* **Directive**
Your task is to copy each line that has the word "Management".

::::::::

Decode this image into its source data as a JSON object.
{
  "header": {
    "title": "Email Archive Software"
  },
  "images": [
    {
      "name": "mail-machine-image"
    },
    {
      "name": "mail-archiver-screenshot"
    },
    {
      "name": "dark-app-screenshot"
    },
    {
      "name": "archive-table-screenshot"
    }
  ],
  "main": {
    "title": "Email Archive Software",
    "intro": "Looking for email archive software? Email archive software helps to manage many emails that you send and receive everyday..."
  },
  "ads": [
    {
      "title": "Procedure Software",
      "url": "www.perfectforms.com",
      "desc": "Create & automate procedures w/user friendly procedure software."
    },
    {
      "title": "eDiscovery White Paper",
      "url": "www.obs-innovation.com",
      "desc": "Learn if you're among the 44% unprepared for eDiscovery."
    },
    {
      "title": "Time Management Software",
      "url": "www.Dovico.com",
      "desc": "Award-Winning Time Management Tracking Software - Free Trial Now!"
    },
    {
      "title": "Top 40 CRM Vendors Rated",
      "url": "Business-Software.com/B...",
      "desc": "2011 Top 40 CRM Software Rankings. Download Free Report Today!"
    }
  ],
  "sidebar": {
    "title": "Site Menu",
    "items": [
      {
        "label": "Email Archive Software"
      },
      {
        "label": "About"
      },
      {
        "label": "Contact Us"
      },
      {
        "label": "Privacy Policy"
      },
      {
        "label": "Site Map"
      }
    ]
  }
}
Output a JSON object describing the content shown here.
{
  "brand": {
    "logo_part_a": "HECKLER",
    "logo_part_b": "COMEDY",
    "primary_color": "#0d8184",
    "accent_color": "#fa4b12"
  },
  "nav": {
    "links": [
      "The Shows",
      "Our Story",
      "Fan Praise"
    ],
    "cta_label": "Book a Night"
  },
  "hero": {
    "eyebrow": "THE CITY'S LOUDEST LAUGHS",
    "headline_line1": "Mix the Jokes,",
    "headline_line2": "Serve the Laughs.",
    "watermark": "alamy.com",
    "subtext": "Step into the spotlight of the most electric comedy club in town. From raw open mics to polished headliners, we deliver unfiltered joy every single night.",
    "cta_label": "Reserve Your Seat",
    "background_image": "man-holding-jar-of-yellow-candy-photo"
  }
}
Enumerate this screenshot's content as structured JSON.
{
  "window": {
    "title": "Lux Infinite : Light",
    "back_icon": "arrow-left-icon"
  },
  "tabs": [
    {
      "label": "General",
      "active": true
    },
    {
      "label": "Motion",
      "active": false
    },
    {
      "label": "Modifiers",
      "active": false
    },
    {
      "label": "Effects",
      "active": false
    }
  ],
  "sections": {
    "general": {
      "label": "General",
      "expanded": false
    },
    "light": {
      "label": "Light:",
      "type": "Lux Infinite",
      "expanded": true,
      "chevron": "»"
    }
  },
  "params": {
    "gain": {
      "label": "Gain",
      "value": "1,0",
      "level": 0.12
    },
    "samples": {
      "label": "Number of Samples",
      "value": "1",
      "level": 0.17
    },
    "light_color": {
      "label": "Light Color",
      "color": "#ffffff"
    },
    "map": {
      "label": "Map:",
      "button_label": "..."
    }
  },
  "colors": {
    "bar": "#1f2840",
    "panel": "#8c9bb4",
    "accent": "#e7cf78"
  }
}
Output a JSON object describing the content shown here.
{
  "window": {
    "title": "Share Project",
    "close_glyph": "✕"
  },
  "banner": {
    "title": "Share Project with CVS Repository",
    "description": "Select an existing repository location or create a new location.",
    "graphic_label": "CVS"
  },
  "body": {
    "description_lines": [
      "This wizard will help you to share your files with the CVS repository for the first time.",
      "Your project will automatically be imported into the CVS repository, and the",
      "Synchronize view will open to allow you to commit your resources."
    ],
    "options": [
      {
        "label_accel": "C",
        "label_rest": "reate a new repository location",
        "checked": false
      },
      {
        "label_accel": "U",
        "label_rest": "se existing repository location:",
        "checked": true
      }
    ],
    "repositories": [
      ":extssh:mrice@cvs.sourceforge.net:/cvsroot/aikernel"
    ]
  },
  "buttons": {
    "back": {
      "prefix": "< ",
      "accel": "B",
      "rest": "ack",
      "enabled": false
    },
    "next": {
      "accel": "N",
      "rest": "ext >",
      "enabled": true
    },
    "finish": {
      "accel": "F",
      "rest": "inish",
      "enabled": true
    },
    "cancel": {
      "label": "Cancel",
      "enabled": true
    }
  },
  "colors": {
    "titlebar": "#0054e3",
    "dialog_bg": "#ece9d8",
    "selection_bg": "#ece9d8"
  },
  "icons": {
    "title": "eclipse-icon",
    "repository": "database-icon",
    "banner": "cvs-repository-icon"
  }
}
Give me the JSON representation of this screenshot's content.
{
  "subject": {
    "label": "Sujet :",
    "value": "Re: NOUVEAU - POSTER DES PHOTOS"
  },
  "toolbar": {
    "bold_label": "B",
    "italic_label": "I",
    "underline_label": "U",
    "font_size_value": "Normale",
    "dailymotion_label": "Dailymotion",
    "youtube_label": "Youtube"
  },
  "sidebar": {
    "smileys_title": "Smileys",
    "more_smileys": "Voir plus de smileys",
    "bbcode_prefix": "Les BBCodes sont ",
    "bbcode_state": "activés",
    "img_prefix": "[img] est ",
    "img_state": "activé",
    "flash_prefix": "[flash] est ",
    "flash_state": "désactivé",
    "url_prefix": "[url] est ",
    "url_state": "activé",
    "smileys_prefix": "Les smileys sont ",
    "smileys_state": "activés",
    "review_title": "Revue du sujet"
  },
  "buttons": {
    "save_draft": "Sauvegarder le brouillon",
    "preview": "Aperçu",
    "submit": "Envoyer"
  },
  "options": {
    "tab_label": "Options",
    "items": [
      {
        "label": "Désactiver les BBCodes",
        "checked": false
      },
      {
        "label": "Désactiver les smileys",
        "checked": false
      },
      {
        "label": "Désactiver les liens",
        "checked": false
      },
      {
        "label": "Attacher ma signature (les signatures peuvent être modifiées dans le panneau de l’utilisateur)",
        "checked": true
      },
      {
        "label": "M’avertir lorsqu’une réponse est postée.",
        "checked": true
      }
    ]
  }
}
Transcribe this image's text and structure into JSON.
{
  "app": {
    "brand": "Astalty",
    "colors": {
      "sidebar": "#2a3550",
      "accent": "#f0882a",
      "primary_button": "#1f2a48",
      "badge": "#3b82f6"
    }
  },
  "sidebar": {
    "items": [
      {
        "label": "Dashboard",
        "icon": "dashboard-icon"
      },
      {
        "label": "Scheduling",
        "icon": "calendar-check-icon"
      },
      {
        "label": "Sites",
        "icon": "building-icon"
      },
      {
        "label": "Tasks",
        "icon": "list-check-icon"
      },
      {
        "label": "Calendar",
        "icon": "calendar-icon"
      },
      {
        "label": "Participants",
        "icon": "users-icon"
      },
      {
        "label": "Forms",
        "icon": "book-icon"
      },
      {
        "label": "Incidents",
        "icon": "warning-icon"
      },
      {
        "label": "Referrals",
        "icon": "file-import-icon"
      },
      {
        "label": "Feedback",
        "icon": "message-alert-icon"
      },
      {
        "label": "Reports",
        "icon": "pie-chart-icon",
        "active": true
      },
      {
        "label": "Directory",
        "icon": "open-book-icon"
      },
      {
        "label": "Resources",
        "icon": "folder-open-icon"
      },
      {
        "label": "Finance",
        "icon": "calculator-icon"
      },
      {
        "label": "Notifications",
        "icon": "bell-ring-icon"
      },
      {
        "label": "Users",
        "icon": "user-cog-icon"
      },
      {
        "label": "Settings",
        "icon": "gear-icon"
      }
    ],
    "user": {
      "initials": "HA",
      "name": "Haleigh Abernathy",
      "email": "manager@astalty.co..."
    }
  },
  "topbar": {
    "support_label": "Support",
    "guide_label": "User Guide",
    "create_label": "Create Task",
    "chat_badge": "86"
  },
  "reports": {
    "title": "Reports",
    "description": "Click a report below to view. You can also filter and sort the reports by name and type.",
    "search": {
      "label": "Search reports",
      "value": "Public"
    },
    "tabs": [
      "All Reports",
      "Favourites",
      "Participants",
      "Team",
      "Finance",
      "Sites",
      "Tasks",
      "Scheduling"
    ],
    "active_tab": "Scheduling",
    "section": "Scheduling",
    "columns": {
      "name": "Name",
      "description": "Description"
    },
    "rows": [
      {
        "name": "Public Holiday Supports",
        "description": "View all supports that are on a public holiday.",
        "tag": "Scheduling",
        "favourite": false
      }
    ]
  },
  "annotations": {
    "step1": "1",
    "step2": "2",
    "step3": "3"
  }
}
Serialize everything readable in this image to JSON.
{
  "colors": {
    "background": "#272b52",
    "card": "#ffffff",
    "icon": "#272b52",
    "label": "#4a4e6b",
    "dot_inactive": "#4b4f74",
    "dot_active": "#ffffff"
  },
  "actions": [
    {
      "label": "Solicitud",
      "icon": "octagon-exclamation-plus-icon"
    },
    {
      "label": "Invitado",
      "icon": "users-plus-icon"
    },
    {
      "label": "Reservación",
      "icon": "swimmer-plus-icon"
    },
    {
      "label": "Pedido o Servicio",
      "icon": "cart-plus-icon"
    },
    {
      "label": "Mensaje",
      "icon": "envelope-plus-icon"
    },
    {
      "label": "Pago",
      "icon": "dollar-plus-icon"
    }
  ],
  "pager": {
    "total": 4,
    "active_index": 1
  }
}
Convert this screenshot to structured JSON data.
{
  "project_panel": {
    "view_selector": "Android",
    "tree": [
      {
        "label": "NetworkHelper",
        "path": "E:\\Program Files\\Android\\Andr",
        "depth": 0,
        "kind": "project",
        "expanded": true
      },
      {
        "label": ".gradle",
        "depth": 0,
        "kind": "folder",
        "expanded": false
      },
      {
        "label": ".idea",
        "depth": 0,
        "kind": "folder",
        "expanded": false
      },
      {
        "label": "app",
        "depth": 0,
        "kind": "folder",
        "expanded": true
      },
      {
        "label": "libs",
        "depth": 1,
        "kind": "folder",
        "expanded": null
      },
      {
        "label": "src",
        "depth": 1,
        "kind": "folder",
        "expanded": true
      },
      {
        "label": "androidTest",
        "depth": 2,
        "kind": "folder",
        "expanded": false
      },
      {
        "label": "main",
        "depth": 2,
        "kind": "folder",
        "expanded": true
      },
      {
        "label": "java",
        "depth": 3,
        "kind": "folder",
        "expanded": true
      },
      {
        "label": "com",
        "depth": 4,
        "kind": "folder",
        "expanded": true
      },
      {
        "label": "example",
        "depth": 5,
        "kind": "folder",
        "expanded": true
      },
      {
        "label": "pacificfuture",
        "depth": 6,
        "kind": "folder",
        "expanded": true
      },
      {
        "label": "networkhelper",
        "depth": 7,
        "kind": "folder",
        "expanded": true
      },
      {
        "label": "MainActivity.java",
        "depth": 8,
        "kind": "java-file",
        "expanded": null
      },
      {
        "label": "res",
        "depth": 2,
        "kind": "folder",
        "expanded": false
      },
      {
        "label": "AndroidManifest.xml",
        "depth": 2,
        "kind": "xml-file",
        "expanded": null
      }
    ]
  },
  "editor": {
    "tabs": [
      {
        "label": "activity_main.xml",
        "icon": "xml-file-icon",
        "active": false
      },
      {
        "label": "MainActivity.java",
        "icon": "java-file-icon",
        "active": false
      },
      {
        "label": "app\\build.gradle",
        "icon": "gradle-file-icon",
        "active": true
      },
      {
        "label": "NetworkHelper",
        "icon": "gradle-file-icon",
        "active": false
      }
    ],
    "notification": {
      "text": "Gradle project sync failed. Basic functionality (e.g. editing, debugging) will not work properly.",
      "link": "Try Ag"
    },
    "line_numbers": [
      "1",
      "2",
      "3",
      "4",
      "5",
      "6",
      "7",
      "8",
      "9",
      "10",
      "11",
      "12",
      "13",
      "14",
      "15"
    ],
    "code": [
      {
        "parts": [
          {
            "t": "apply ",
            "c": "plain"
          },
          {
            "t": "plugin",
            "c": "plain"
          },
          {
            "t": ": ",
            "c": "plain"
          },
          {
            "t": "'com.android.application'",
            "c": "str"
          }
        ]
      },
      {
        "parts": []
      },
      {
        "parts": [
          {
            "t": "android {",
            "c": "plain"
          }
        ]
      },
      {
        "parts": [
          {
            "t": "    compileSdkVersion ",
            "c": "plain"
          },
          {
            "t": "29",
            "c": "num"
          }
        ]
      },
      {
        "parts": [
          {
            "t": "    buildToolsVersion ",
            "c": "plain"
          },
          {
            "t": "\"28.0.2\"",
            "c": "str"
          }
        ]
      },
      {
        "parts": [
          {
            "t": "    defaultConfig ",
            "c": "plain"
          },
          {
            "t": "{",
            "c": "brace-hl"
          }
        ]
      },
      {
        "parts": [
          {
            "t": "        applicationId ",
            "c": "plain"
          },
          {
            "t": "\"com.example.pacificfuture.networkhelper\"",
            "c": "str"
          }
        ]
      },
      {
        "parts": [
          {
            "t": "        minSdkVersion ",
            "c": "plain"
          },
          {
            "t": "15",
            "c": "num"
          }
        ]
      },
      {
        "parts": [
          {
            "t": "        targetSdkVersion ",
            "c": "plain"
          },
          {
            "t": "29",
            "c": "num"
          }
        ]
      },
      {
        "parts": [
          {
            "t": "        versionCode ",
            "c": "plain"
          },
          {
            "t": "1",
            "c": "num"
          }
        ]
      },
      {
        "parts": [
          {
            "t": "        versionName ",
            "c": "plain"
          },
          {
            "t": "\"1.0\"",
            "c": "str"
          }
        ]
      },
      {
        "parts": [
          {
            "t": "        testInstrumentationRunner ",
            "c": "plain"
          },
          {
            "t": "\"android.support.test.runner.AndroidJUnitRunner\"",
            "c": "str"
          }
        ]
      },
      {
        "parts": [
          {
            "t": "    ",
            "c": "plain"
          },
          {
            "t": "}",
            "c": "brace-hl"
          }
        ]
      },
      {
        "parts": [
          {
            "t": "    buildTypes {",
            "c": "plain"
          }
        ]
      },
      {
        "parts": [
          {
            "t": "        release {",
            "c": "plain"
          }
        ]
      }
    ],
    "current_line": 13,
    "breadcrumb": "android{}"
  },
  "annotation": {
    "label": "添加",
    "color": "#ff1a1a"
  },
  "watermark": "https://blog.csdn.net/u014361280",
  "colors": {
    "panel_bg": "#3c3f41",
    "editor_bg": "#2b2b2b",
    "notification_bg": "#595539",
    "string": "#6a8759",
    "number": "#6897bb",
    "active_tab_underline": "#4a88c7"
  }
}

::::::::

* **Exercise result**
      "title": "Time Management Software",
      "desc": "Award-Winning Time Management Tracking Software - Free Trial Now!"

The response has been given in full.